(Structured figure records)
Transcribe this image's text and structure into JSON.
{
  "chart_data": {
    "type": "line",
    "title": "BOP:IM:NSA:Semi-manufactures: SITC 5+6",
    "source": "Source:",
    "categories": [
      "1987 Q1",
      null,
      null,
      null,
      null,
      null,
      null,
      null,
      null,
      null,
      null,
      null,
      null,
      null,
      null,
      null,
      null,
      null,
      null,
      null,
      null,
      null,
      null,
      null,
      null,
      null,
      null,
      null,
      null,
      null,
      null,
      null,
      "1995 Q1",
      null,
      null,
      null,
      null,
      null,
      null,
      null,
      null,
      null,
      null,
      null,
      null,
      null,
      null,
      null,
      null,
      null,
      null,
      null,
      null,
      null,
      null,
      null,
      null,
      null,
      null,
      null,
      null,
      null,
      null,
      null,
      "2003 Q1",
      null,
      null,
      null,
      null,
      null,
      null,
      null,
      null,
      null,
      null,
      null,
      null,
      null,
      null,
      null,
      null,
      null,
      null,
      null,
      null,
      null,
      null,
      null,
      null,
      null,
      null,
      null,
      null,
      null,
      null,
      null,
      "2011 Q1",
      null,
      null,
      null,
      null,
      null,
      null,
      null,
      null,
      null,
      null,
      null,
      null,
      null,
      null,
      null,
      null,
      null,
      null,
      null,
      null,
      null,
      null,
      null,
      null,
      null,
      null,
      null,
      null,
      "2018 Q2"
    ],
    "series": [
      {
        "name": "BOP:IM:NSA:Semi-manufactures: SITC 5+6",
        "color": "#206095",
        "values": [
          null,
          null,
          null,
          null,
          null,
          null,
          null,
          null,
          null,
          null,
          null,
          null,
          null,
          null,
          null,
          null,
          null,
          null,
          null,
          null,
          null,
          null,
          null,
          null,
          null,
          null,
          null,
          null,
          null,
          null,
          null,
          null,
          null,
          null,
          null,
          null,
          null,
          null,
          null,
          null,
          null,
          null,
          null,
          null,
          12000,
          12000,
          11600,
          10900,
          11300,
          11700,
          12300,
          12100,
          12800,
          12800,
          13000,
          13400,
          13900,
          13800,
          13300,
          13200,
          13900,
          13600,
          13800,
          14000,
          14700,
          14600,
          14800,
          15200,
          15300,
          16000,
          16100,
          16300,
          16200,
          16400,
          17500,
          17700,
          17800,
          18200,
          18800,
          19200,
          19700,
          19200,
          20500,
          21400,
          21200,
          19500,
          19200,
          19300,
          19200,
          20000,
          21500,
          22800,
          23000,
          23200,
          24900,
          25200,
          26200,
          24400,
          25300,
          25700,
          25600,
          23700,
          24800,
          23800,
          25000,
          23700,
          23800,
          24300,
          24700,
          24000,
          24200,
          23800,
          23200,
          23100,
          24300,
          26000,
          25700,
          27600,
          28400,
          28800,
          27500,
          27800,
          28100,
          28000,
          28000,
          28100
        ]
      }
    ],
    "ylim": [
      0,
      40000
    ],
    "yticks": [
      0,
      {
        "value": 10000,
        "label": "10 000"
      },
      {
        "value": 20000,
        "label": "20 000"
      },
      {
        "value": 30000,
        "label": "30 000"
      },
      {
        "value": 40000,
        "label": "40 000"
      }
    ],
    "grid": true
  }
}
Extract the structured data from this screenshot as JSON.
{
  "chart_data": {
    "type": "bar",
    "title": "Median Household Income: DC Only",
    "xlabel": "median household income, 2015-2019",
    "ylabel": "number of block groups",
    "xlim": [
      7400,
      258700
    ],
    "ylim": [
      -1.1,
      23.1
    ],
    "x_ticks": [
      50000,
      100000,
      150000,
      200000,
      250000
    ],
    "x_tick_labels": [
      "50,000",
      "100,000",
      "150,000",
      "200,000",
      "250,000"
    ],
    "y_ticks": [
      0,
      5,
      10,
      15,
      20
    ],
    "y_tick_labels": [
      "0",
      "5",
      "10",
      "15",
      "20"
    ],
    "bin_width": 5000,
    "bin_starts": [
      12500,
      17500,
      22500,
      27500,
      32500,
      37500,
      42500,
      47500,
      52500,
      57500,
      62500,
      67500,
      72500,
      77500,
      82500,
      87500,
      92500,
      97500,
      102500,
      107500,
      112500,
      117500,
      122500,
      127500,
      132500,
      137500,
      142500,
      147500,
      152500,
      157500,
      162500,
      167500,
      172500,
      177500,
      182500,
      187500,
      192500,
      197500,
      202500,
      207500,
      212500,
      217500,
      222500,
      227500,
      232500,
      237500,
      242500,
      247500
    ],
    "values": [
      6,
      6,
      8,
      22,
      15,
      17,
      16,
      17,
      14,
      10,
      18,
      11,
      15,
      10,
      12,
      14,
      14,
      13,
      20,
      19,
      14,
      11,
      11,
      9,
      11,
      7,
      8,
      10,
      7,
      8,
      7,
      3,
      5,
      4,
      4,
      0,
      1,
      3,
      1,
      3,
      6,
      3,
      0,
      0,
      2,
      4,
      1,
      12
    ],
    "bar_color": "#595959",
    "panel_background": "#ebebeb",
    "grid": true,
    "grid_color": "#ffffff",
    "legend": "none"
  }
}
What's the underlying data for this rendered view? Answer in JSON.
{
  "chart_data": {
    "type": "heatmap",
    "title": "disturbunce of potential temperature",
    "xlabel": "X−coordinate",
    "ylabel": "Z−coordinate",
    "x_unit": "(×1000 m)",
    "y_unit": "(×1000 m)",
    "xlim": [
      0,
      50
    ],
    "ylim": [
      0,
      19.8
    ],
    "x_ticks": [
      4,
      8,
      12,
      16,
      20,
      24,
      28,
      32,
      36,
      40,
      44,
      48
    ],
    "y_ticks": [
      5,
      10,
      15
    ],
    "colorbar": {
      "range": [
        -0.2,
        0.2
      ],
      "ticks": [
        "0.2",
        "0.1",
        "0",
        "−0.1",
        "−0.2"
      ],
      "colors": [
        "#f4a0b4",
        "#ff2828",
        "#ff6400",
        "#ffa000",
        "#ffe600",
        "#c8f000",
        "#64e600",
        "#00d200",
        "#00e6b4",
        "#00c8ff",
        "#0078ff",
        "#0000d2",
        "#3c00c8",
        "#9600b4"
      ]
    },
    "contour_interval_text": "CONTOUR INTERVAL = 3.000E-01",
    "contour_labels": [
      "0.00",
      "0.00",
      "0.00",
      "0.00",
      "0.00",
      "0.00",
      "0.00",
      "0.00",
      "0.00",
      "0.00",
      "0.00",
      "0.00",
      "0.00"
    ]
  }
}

Goal of the exercise:
Return only the count of lines in the records that hold the word "manufactures".

Exercise response:
2